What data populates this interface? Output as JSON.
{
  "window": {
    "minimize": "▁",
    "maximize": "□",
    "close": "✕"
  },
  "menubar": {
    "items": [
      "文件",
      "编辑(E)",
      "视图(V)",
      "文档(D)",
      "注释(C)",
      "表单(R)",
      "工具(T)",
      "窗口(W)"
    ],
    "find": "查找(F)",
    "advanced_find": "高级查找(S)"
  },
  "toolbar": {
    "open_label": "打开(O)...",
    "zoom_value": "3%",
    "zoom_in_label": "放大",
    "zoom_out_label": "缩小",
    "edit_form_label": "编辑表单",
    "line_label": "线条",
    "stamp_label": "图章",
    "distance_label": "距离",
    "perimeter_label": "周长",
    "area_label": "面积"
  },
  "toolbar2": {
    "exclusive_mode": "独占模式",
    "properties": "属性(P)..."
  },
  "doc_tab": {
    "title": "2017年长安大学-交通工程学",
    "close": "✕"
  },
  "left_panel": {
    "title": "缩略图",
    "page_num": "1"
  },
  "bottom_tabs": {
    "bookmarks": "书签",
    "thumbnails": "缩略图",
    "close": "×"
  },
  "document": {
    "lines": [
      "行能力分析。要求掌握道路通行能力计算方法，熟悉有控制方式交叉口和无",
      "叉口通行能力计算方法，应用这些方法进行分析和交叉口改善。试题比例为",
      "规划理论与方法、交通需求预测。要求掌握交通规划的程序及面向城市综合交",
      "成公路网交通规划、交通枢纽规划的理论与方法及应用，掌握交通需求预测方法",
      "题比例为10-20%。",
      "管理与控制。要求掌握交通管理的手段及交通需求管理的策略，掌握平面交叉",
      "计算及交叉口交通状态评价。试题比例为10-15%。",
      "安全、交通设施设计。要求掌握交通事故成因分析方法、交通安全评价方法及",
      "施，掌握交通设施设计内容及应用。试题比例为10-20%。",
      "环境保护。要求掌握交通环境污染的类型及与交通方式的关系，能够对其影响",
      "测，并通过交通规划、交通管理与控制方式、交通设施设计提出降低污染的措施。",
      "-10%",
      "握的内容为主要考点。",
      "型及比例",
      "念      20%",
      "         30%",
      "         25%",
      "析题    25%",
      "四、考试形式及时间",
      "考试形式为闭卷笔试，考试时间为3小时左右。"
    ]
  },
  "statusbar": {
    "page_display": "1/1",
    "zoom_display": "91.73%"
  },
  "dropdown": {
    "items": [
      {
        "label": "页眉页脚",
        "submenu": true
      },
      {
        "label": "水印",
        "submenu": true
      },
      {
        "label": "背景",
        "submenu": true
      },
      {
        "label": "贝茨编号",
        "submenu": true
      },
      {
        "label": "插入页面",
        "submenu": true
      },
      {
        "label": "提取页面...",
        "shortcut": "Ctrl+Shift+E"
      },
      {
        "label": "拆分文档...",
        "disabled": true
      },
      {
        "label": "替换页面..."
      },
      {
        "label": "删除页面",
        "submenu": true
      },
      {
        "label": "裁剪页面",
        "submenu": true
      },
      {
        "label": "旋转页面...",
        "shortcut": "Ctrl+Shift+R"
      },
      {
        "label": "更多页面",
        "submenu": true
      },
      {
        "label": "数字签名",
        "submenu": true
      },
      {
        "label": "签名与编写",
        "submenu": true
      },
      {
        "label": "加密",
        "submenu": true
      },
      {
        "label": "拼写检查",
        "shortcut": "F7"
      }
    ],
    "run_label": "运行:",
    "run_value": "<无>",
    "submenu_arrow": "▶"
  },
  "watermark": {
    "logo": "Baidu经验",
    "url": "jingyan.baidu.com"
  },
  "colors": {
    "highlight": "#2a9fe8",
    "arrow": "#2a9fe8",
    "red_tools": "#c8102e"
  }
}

——————————

Type out all of the material again, word for word.

What data populates this interface? Output as JSON.
{
  "window": {
    "minimize": "▁",
    "maximize": "□",
    "close": "✕"
  },
  "menubar": {
    "items": [
      "文件",
      "编辑(E)",
      "视图(V)",
      "文档(D)",
      "注释(C)",
      "表单(R)",
      "工具(T)",
      "窗口(W)"
    ],
    "find": "查找(F)",
    "advanced_find": "高级查找(S)"
  },
  "toolbar": {
    "open_label": "打开(O)...",
    "zoom_value": "3%",
    "zoom_in_label": "放大",
    "zoom_out_label": "缩小",
    "edit_form_label": "编辑表单",
    "line_label": "线条",
    "stamp_label": "图章",
    "distance_label": "距离",
    "perimeter_label": "周长",
    "area_label": "面积"
  },
  "toolbar2": {
    "exclusive_mode": "独占模式",
    "properties": "属性(P)..."
  },
  "doc_tab": {
    "title": "2017年长安大学-交通工程学",
    "close": "✕"
  },
  "left_panel": {
    "title": "缩略图",
    "page_num": "1"
  },
  "bottom_tabs": {
    "bookmarks": "书签",
    "thumbnails": "缩略图",
    "close": "×"
  },
  "document": {
    "lines": [
      "行能力分析。要求掌握道路通行能力计算方法，熟悉有控制方式交叉口和无",
      "叉口通行能力计算方法，应用这些方法进行分析和交叉口改善。试题比例为",
      "规划理论与方法、交通需求预测。要求掌握交通规划的程序及面向城市综合交",
      "成公路网交通规划、交通枢纽规划的理论与方法及应用，掌握交通需求预测方法",
      "题比例为10-20%。",
      "管理与控制。要求掌握交通管理的手段及交通需求管理的策略，掌握平面交叉",
      "计算及交叉口交通状态评价。试题比例为10-15%。",
      "安全、交通设施设计。要求掌握交通事故成因分析方法、交通安全评价方法及",
      "施，掌握交通设施设计内容及应用。试题比例为10-20%。",
      "环境保护。要求掌握交通环境污染的类型及与交通方式的关系，能够对其影响",
      "测，并通过交通规划、交通管理与控制方式、交通设施设计提出降低污染的措施。",
      "-10%",
      "握的内容为主要考点。",
      "型及比例",
      "念      20%",
      "         30%",
      "         25%",
      "析题    25%",
      "四、考试形式及时间",
      "考试形式为闭卷笔试，考试时间为3小时左右。"
    ]
  },
  "statusbar": {
    "page_display": "1/1",
    "zoom_display": "91.73%"
  },
  "dropdown": {
    "items": [
      {
        "label": "页眉页脚",
        "submenu": true
      },
      {
        "label": "水印",
        "submenu": true
      },
      {
        "label": "背景",
        "submenu": true
      },
      {
        "label": "贝茨编号",
        "submenu": true
      },
      {
        "label": "插入页面",
        "submenu": true
      },
      {
        "label": "提取页面...",
        "shortcut": "Ctrl+Shift+E"
      },
      {
        "label": "拆分文档...",
        "disabled": true
      },
      {
        "label": "替换页面..."
      },
      {
        "label": "删除页面",
        "submenu": true
      },
      {
        "label": "裁剪页面",
        "submenu": true
      },
      {
        "label": "旋转页面...",
        "shortcut": "Ctrl+Shift+R"
      },
      {
        "label": "更多页面",
        "submenu": true
      },
      {
        "label": "数字签名",
        "submenu": true
      },
      {
        "label": "签名与编写",
        "submenu": true
      },
      {
        "label": "加密",
        "submenu": true
      },
      {
        "label": "拼写检查",
        "shortcut": "F7"
      }
    ],
    "run_label": "运行:",
    "run_value": "<无>",
    "submenu_arrow": "▶"
  },
  "watermark": {
    "logo": "Baidu经验",
    "url": "jingyan.baidu.com"
  },
  "colors": {
    "highlight": "#2a9fe8",
    "arrow": "#2a9fe8",
    "red_tools": "#c8102e"
  }
}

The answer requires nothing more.